SUPPLIED RECORDS:
##############################

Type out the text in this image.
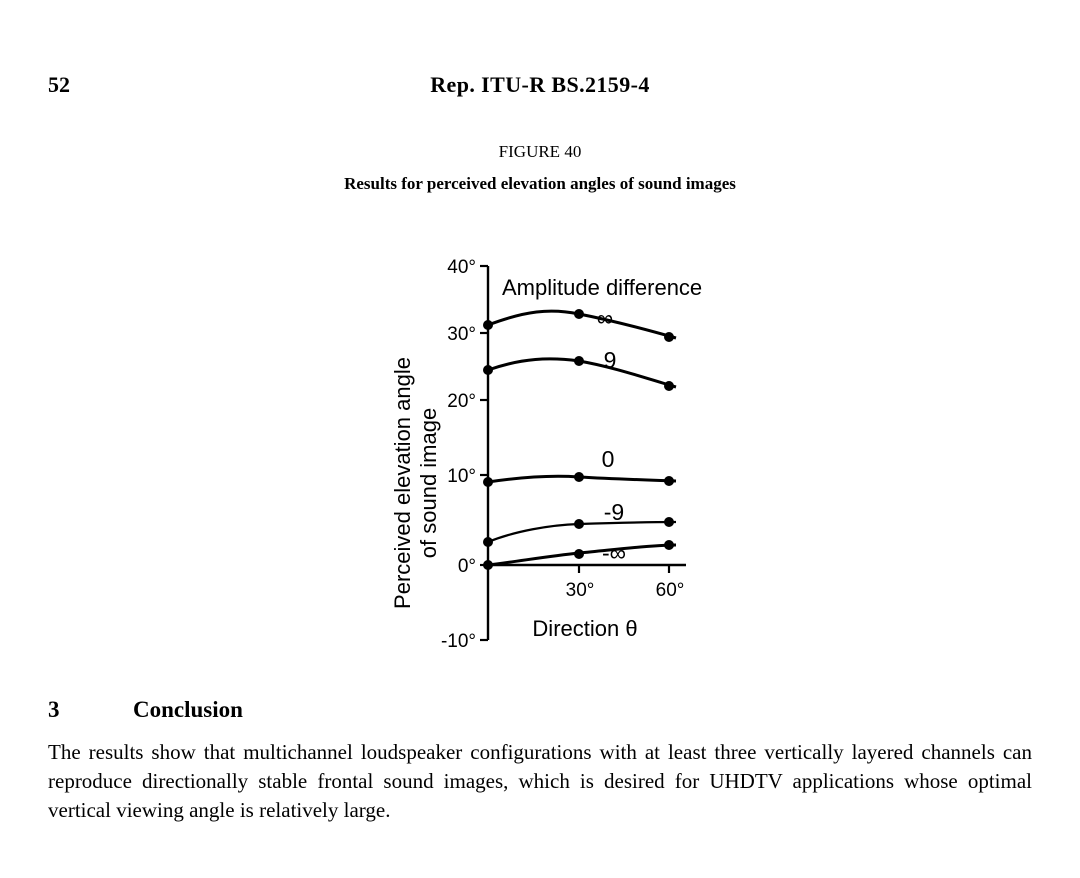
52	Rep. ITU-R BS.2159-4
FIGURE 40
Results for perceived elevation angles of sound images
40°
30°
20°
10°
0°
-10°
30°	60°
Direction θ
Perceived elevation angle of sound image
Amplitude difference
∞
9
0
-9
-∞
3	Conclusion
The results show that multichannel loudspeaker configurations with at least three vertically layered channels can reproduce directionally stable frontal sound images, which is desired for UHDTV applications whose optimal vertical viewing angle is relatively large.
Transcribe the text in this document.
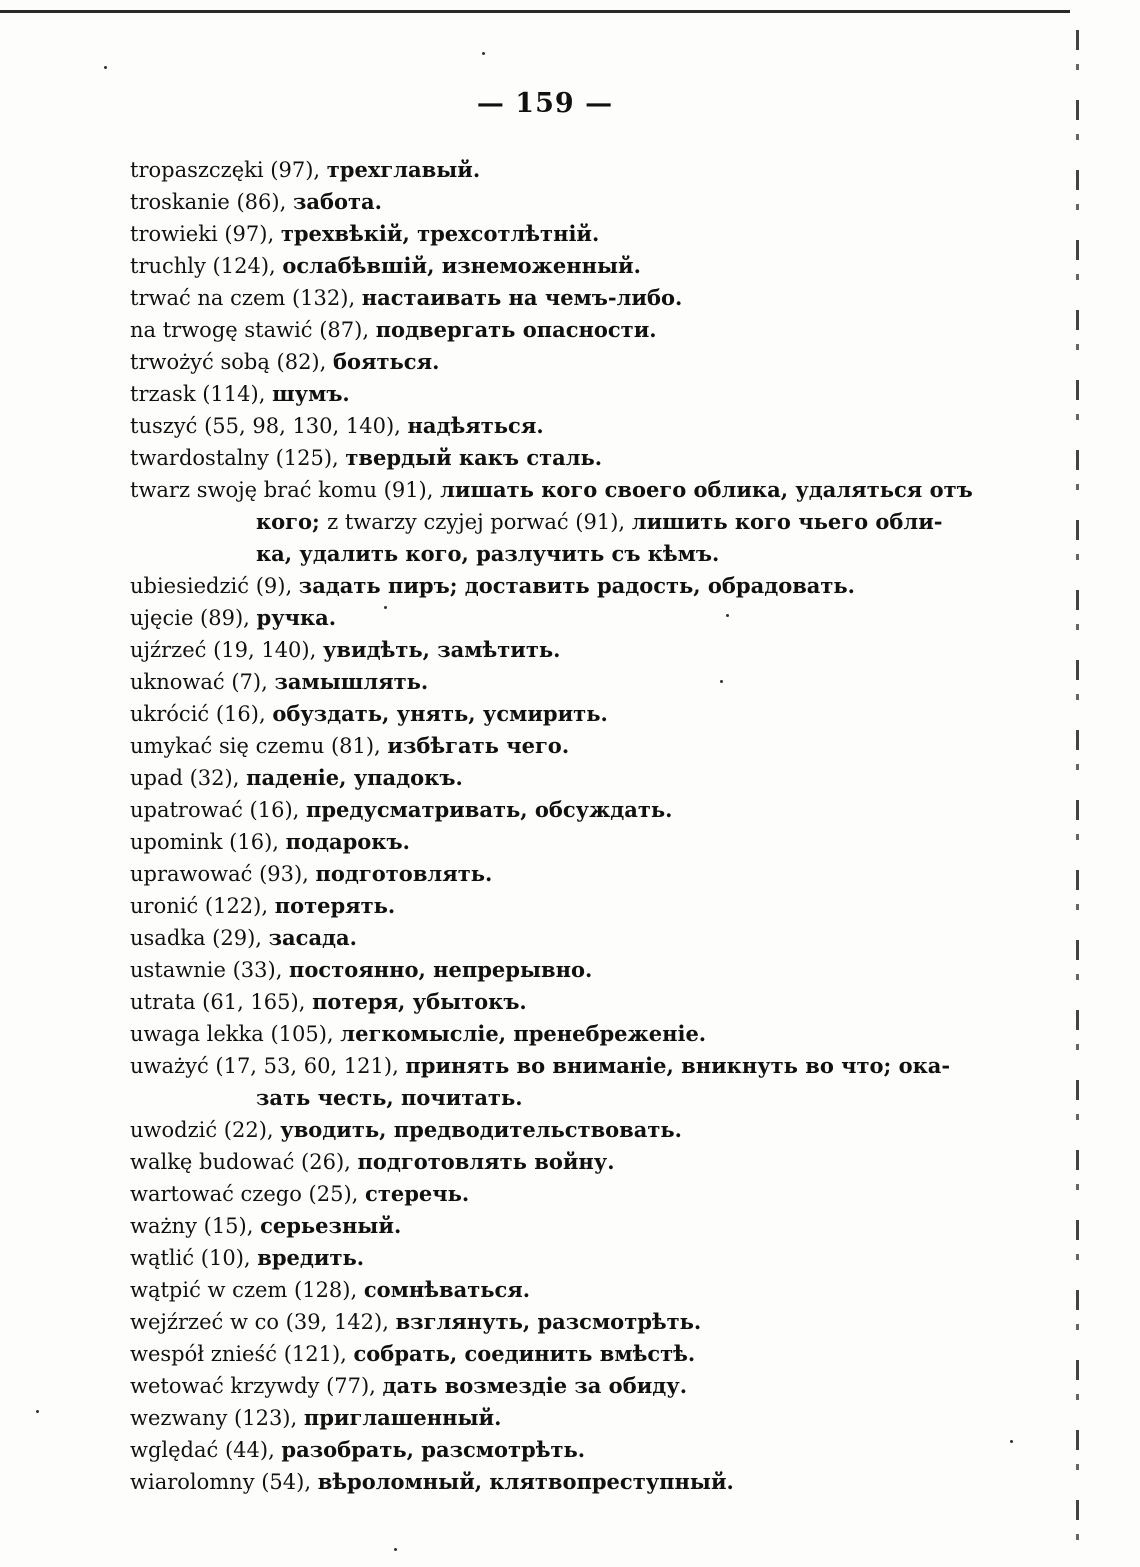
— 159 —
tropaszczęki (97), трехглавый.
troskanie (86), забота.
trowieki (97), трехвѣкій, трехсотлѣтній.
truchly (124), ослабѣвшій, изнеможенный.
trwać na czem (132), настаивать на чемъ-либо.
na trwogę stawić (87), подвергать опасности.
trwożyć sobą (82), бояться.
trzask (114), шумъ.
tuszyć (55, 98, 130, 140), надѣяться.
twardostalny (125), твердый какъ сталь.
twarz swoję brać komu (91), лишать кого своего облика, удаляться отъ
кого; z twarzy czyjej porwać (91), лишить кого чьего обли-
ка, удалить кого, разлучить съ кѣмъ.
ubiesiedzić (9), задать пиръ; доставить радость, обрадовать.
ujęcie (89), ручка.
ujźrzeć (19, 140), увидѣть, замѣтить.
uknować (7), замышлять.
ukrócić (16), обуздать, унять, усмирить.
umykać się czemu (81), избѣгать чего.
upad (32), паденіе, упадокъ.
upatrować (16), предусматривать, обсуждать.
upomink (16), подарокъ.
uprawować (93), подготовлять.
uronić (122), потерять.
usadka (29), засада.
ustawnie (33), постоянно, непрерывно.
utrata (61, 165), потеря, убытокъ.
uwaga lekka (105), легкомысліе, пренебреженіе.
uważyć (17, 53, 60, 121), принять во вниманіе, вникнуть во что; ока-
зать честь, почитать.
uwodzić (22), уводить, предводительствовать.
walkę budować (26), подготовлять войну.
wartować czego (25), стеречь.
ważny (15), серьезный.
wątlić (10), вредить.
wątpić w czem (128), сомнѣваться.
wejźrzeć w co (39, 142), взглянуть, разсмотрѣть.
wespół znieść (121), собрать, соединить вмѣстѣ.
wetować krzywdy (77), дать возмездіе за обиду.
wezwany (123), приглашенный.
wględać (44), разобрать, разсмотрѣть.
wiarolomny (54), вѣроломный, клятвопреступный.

##############################

TASK:
Omit the pictures and reproduce the listing exactly.

THE SOLUTION:
Type out the text in this image.
52	Rep. ITU-R BS.2159-4
FIGURE 40
Results for perceived elevation angles of sound images
40°
30°
20°
10°
0°
-10°
30°	60°
Direction θ
Perceived elevation angle of sound image
Amplitude difference
∞
9
0
-9
-∞
3	Conclusion
The results show that multichannel loudspeaker configurations with at least three vertically layered channels can reproduce directionally stable frontal sound images, which is desired for UHDTV applications whose optimal vertical viewing angle is relatively large.
Transcribe the text in this document.
— 159 —
tropaszczęki (97), трехглавый.
troskanie (86), забота.
trowieki (97), трехвѣкій, трехсотлѣтній.
truchly (124), ослабѣвшій, изнеможенный.
trwać na czem (132), настаивать на чемъ-либо.
na trwogę stawić (87), подвергать опасности.
trwożyć sobą (82), бояться.
trzask (114), шумъ.
tuszyć (55, 98, 130, 140), надѣяться.
twardostalny (125), твердый какъ сталь.
twarz swoję brać komu (91), лишать кого своего облика, удаляться отъ
кого; z twarzy czyjej porwać (91), лишить кого чьего обли-
ка, удалить кого, разлучить съ кѣмъ.
ubiesiedzić (9), задать пиръ; доставить радость, обрадовать.
ujęcie (89), ручка.
ujźrzeć (19, 140), увидѣть, замѣтить.
uknować (7), замышлять.
ukrócić (16), обуздать, унять, усмирить.
umykać się czemu (81), избѣгать чего.
upad (32), паденіе, упадокъ.
upatrować (16), предусматривать, обсуждать.
upomink (16), подарокъ.
uprawować (93), подготовлять.
uronić (122), потерять.
usadka (29), засада.
ustawnie (33), постоянно, непрерывно.
utrata (61, 165), потеря, убытокъ.
uwaga lekka (105), легкомысліе, пренебреженіе.
uważyć (17, 53, 60, 121), принять во вниманіе, вникнуть во что; ока-
зать честь, почитать.
uwodzić (22), уводить, предводительствовать.
walkę budować (26), подготовлять войну.
wartować czego (25), стеречь.
ważny (15), серьезный.
wątlić (10), вредить.
wątpić w czem (128), сомнѣваться.
wejźrzeć w co (39, 142), взглянуть, разсмотрѣть.
wespół znieść (121), собрать, соединить вмѣстѣ.
wetować krzywdy (77), дать возмездіе за обиду.
wezwany (123), приглашенный.
wględać (44), разобрать, разсмотрѣть.
wiarolomny (54), вѣроломный, клятвопреступный.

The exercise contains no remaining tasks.